Zachary Joseph Reks (born November 12, 1993) is an American professional baseball outfielder for the Lotte Giants of the KBO League. He previously played in Major League Baseball (MLB) for the Los Angeles Dodgers and Texas Rangers.

Amateur career
Reks attended Carl Sandburg High School in Orland Park, Illinois. He played one year of college baseball at the United States Air Force Academy before transferring to the University of Kentucky as a student. After not playing for two years he joined the Kentucky Wildcats baseball team as a walk-on in 2016. He played two seasons at Kentucky, before being drafted by the Los Angeles Dodgers in the 10th round of the 2017 Major League Baseball draft.

Professional career

Los Angeles Dodgers
Reks spent his first professional season with the Ogden Raptors, Great Lakes Loons and Rancho Cucamonga Quakes, batting .317 with two home runs over 47 games between the three teams. He played 2018 with Rancho Cucamonga and the Tulsa Drillers, slashing .303/.374/.424 with five home runs and forty RBIs in 88 games. He started 2019 with Tulsa before being promoted to the Oklahoma City Dodgers. He played in 121 games total with a .291 average and 28 homers with 93 RBI.

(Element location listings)
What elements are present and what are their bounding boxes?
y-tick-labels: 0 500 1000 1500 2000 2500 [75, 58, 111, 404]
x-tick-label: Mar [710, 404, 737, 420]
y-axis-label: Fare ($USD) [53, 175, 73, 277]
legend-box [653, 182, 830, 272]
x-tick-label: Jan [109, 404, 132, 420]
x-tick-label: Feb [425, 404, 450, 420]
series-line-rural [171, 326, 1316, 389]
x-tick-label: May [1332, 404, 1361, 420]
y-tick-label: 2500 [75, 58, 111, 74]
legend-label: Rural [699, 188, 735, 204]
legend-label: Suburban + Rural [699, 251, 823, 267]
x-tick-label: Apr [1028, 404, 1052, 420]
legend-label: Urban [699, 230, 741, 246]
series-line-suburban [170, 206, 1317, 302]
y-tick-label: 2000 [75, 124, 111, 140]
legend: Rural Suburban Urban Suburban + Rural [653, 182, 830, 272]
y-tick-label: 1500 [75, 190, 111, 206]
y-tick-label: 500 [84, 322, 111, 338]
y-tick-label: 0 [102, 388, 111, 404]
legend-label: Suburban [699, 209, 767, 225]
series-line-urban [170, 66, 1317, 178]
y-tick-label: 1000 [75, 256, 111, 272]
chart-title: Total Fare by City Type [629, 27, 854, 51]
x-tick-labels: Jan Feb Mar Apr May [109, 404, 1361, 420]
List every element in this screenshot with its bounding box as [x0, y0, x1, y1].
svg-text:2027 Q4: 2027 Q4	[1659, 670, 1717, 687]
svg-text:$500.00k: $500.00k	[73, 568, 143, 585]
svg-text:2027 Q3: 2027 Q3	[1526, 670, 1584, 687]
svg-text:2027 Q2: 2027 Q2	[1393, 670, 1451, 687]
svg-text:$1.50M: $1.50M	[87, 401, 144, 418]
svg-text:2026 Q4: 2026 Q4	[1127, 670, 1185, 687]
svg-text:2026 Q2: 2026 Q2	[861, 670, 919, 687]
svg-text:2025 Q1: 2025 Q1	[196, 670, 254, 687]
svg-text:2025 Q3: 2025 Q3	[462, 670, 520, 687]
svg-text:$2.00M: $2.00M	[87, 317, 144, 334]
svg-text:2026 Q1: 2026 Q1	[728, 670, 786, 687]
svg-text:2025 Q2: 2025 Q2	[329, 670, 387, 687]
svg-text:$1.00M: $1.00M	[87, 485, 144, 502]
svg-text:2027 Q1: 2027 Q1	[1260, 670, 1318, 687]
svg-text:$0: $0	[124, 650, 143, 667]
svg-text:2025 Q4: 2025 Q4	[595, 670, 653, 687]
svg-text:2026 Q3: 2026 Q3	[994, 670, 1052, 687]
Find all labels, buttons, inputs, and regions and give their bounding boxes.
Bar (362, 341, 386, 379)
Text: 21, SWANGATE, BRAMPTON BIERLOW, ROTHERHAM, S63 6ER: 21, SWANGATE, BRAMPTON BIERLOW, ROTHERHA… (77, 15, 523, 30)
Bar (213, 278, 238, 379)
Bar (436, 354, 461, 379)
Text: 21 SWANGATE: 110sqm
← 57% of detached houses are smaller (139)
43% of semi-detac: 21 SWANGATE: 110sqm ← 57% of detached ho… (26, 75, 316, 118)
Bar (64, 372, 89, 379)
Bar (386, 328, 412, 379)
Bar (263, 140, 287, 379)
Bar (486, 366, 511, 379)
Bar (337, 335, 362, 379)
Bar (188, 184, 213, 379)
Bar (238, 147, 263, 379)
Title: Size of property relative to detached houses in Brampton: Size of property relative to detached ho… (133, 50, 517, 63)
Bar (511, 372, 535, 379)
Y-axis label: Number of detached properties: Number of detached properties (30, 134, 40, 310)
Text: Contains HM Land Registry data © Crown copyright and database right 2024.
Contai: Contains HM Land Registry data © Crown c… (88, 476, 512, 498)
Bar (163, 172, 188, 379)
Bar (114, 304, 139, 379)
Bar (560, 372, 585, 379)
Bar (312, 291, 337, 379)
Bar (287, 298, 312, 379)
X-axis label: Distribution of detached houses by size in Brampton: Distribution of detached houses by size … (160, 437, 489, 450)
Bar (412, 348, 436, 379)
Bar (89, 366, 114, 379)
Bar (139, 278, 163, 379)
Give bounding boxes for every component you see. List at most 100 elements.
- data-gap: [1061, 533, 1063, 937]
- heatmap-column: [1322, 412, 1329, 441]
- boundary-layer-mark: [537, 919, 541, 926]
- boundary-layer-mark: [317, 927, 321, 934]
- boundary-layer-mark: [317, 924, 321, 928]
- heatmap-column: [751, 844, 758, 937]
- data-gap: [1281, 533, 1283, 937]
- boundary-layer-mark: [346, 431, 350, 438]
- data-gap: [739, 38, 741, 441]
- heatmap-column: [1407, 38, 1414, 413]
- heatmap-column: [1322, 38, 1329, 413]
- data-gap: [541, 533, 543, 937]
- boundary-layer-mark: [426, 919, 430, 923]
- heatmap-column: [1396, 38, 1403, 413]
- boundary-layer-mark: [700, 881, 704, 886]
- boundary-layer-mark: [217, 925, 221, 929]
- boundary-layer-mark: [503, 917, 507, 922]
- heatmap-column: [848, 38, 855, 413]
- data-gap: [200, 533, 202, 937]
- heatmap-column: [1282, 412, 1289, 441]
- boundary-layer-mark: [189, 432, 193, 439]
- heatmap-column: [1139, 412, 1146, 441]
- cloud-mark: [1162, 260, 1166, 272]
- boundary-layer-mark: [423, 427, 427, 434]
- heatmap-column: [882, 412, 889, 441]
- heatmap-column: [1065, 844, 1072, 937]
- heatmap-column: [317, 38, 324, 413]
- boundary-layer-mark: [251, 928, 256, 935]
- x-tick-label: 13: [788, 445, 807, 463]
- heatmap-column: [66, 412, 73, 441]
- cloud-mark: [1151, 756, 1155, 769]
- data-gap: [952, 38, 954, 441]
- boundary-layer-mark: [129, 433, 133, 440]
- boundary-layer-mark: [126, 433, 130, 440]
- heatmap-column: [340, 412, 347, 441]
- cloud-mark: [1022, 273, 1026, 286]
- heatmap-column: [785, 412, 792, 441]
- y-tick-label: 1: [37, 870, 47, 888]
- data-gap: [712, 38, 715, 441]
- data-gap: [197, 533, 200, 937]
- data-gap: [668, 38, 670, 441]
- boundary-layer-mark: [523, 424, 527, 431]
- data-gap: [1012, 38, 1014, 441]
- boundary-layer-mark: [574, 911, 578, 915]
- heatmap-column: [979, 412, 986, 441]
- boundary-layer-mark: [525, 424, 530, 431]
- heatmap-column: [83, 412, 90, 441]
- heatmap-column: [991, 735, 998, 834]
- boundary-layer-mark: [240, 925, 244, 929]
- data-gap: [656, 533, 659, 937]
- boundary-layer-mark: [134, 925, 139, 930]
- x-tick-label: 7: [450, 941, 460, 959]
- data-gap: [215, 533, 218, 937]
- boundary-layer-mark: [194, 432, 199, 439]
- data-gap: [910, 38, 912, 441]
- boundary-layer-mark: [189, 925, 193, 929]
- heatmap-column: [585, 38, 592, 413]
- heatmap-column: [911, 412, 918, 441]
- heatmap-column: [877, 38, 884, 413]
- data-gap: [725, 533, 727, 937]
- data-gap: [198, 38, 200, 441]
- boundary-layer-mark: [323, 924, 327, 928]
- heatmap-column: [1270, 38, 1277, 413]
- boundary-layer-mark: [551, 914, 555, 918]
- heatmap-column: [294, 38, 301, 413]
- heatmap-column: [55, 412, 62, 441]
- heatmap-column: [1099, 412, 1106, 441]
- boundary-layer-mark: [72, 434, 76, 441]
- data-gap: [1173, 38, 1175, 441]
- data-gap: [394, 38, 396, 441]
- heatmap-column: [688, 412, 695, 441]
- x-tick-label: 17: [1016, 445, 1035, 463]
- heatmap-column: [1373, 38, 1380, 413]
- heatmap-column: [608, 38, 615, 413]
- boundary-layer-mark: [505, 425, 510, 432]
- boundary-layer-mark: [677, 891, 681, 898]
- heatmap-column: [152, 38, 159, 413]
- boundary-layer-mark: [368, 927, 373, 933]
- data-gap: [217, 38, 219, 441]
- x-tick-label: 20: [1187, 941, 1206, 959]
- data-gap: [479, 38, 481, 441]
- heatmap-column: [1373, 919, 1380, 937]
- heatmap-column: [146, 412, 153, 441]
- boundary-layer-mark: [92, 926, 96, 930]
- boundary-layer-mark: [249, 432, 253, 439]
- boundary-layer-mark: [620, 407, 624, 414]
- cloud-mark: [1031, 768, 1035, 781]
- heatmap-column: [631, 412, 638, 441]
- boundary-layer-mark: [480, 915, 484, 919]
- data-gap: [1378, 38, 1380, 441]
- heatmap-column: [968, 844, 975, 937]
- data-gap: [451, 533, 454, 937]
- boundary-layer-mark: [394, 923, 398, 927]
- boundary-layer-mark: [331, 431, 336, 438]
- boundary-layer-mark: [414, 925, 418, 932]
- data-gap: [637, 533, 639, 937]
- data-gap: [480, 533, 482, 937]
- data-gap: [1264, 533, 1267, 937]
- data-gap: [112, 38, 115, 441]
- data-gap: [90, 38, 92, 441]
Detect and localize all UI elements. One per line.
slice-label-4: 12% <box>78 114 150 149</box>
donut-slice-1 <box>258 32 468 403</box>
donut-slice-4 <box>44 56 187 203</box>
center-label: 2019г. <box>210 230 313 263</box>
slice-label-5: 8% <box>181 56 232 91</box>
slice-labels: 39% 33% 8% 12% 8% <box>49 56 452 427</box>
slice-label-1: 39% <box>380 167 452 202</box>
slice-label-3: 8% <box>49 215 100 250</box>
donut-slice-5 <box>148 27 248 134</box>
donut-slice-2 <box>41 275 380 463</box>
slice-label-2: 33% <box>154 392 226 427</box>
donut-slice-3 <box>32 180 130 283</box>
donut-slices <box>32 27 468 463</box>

→ **What the task asks**
Continue the biography of baseball outfielder Zachary Reks, picking up after its last sentence.

→ **The answer**
The Dodgers added Reks to their 40-man roster after the 2020 season and was promoted to the majors for the first time on June 21, 2021. He had been hitting .341 with five homers and 19 RBI for Oklahoma City at the time of his call-up. He made his MLB debut the same day, as the starting left fielder against the San Diego Padres. He had two at-bats in the game, a strikeout and a lineout to center. He was returned to the minors the following day. Reks had 10 at-bats in six games for the Dodgers and struck out seven times. In the minors, he hit .280 in 87 games for Oklahoma City, with 19 homers and 67 RBI.

Texas Rangers
On November 22, 2021, Reks and Billy McKinney were traded to the Texas Rangers for cash considerations. He recorded his first MLB hit on April 30, 2022 off Bryce Elder of the Atlanta Braves. Reks was designated for assignment on July 16, 2022. He was released on July 20.

Lotte Giants
On July 20, 2022, Reks signed with the Lotte Giants of the KBO League. On November 18, 2022, Reks re-signed a one-year deal for the 2023 season worth $1.3 million.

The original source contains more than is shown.